## TASK PROMPT
Report every line below that holds the word "activity".
>> start LISTING
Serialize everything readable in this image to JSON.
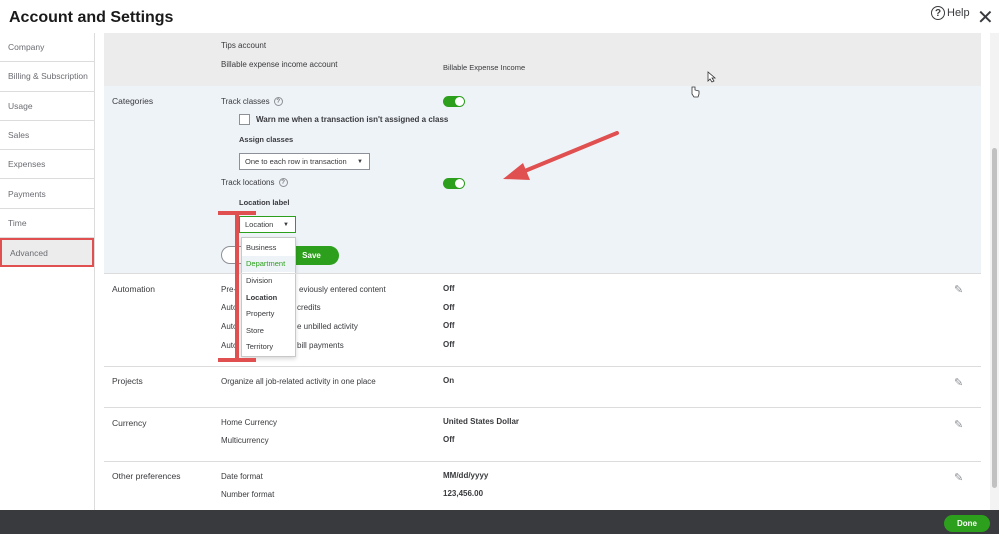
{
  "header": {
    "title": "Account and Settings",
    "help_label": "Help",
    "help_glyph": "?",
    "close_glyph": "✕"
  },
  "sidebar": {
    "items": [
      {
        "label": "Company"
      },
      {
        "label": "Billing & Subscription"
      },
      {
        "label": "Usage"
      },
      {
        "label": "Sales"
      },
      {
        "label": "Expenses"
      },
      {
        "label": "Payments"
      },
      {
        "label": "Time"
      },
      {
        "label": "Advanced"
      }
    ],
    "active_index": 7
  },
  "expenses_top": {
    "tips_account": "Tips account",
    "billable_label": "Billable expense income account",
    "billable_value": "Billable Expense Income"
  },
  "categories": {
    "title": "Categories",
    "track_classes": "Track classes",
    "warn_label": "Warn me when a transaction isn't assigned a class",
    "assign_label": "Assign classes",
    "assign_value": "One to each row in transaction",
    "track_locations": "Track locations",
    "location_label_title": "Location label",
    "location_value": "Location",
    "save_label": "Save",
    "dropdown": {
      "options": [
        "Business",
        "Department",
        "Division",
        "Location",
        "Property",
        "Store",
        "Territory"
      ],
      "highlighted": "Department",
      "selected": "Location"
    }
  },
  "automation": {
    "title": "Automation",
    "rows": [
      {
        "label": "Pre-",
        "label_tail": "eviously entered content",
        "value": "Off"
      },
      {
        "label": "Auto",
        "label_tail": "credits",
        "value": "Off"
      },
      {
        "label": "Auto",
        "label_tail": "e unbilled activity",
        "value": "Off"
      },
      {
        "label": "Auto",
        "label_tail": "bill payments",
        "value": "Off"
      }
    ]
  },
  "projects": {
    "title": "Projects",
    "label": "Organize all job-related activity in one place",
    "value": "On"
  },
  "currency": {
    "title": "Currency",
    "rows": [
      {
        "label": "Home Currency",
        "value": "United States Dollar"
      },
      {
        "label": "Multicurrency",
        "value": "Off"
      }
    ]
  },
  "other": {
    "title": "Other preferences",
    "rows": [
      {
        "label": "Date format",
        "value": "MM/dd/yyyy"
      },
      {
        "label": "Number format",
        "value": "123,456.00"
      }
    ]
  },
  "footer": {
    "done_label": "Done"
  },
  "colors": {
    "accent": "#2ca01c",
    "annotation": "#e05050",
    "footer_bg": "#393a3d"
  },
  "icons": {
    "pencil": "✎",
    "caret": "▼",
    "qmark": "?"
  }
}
>> end LISTING
## ANSWER FOR THE TASK
        "label_tail": "e unbilled activity",
    "label": "Organize all job-related activity in one place",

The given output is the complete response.